> [What is expected]
Transcribe the whole listing below without changing a word, but leave out every image.

________________________

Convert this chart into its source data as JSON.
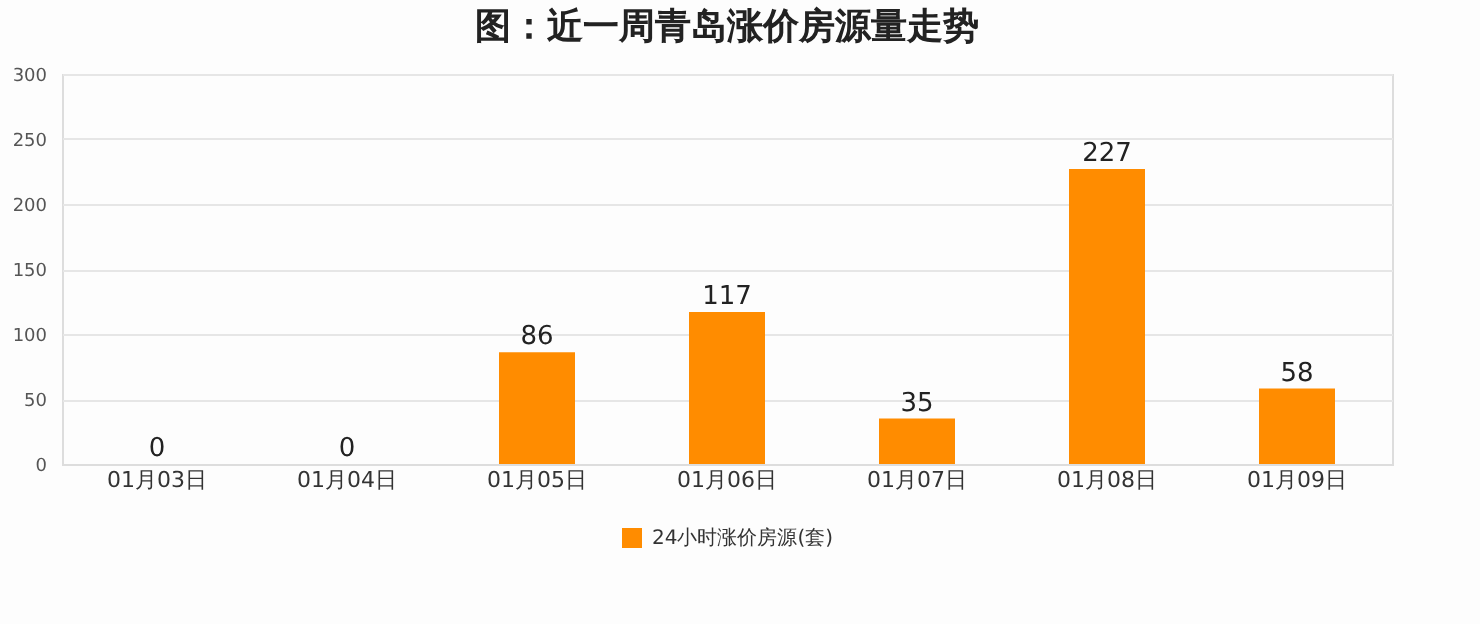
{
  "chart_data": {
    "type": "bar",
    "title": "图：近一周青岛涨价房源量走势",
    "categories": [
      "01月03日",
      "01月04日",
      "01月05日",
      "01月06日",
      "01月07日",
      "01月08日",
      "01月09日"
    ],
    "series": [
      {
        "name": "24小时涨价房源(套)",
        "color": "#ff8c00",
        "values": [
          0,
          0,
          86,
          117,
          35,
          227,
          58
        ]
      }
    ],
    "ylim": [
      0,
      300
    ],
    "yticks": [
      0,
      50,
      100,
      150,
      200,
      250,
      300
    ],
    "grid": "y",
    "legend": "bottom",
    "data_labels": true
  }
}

________________________

> [Final result]
Convert this chart into its source data as JSON.
{
  "chart_data": {
    "type": "bar",
    "title": "图：近一周青岛涨价房源量走势",
    "categories": [
      "01月03日",
      "01月04日",
      "01月05日",
      "01月06日",
      "01月07日",
      "01月08日",
      "01月09日"
    ],
    "series": [
      {
        "name": "24小时涨价房源(套)",
        "color": "#ff8c00",
        "values": [
          0,
          0,
          86,
          117,
          35,
          227,
          58
        ]
      }
    ],
    "ylim": [
      0,
      300
    ],
    "yticks": [
      0,
      50,
      100,
      150,
      200,
      250,
      300
    ],
    "grid": "y",
    "legend": "bottom",
    "data_labels": true
  }
}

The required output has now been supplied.